■ **Data for this exercise**:
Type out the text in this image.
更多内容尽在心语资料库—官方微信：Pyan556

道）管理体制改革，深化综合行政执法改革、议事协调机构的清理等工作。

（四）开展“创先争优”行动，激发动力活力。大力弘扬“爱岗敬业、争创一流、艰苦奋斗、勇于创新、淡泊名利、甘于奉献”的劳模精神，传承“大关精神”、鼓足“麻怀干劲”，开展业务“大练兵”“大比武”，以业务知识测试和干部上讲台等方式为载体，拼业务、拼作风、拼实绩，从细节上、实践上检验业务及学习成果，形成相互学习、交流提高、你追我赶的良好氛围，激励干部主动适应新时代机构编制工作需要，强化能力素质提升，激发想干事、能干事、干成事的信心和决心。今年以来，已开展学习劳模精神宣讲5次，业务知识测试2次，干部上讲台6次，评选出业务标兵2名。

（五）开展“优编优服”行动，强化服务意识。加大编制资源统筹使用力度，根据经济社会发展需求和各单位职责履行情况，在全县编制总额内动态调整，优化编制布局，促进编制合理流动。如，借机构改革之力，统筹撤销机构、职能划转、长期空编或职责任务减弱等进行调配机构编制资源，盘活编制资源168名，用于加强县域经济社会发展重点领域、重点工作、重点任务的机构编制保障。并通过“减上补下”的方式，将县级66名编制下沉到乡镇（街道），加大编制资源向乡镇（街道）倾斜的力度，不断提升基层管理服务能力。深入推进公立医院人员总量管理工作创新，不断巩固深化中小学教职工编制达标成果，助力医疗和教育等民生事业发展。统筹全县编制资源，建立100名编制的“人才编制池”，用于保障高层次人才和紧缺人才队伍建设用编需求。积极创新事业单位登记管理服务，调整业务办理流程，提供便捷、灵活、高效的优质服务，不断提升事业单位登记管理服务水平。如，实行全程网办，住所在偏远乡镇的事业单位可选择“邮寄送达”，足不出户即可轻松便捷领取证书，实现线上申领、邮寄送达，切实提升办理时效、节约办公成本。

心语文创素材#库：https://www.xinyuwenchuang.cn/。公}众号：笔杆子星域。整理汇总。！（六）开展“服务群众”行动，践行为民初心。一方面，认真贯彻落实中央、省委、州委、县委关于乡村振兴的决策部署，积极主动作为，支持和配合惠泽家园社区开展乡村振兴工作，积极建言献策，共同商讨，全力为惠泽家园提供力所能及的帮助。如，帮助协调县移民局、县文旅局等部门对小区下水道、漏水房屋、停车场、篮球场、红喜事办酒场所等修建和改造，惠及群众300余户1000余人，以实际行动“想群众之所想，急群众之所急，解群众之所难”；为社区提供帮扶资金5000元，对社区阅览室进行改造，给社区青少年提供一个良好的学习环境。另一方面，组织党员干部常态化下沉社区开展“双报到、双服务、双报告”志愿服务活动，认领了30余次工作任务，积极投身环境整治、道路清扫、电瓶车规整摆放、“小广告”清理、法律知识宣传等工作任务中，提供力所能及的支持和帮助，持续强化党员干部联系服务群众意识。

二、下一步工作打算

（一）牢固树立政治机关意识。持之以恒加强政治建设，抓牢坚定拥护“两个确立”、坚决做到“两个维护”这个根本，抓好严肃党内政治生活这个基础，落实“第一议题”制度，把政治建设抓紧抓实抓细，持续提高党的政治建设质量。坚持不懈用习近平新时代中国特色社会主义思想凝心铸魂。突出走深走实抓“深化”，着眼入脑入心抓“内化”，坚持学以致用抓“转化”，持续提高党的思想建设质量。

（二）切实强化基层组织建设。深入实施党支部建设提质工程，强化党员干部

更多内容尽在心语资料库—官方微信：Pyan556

■ **Exercise directions**: Please restate the data word for word, every record included.

■ **Solution for this exercise**:
Type out the text in this image.
更多内容尽在心语资料库—官方微信：Pyan556

道）管理体制改革，深化综合行政执法改革、议事协调机构的清理等工作。

（四）开展“创先争优”行动，激发动力活力。大力弘扬“爱岗敬业、争创一流、艰苦奋斗、勇于创新、淡泊名利、甘于奉献”的劳模精神，传承“大关精神”、鼓足“麻怀干劲”，开展业务“大练兵”“大比武”，以业务知识测试和干部上讲台等方式为载体，拼业务、拼作风、拼实绩，从细节上、实践上检验业务及学习成果，形成相互学习、交流提高、你追我赶的良好氛围，激励干部主动适应新时代机构编制工作需要，强化能力素质提升，激发想干事、能干事、干成事的信心和决心。今年以来，已开展学习劳模精神宣讲5次，业务知识测试2次，干部上讲台6次，评选出业务标兵2名。

（五）开展“优编优服”行动，强化服务意识。加大编制资源统筹使用力度，根据经济社会发展需求和各单位职责履行情况，在全县编制总额内动态调整，优化编制布局，促进编制合理流动。如，借机构改革之力，统筹撤销机构、职能划转、长期空编或职责任务减弱等进行调配机构编制资源，盘活编制资源168名，用于加强县域经济社会发展重点领域、重点工作、重点任务的机构编制保障。并通过“减上补下”的方式，将县级66名编制下沉到乡镇（街道），加大编制资源向乡镇（街道）倾斜的力度，不断提升基层管理服务能力。深入推进公立医院人员总量管理工作创新，不断巩固深化中小学教职工编制达标成果，助力医疗和教育等民生事业发展。统筹全县编制资源，建立100名编制的“人才编制池”，用于保障高层次人才和紧缺人才队伍建设用编需求。积极创新事业单位登记管理服务，调整业务办理流程，提供便捷、灵活、高效的优质服务，不断提升事业单位登记管理服务水平。如，实行全程网办，住所在偏远乡镇的事业单位可选择“邮寄送达”，足不出户即可轻松便捷领取证书，实现线上申领、邮寄送达，切实提升办理时效、节约办公成本。

心语文创素材#库：https://www.xinyuwenchuang.cn/。公}众号：笔杆子星域。整理汇总。！（六）开展“服务群众”行动，践行为民初心。一方面，认真贯彻落实中央、省委、州委、县委关于乡村振兴的决策部署，积极主动作为，支持和配合惠泽家园社区开展乡村振兴工作，积极建言献策，共同商讨，全力为惠泽家园提供力所能及的帮助。如，帮助协调县移民局、县文旅局等部门对小区下水道、漏水房屋、停车场、篮球场、红喜事办酒场所等修建和改造，惠及群众300余户1000余人，以实际行动“想群众之所想，急群众之所急，解群众之所难”；为社区提供帮扶资金5000元，对社区阅览室进行改造，给社区青少年提供一个良好的学习环境。另一方面，组织党员干部常态化下沉社区开展“双报到、双服务、双报告”志愿服务活动，认领了30余次工作任务，积极投身环境整治、道路清扫、电瓶车规整摆放、“小广告”清理、法律知识宣传等工作任务中，提供力所能及的支持和帮助，持续强化党员干部联系服务群众意识。

二、下一步工作打算

（一）牢固树立政治机关意识。持之以恒加强政治建设，抓牢坚定拥护“两个确立”、坚决做到“两个维护”这个根本，抓好严肃党内政治生活这个基础，落实“第一议题”制度，把政治建设抓紧抓实抓细，持续提高党的政治建设质量。坚持不懈用习近平新时代中国特色社会主义思想凝心铸魂。突出走深走实抓“深化”，着眼入脑入心抓“内化”，坚持学以致用抓“转化”，持续提高党的思想建设质量。

（二）切实强化基层组织建设。深入实施党支部建设提质工程，强化党员干部

更多内容尽在心语资料库—官方微信：Pyan556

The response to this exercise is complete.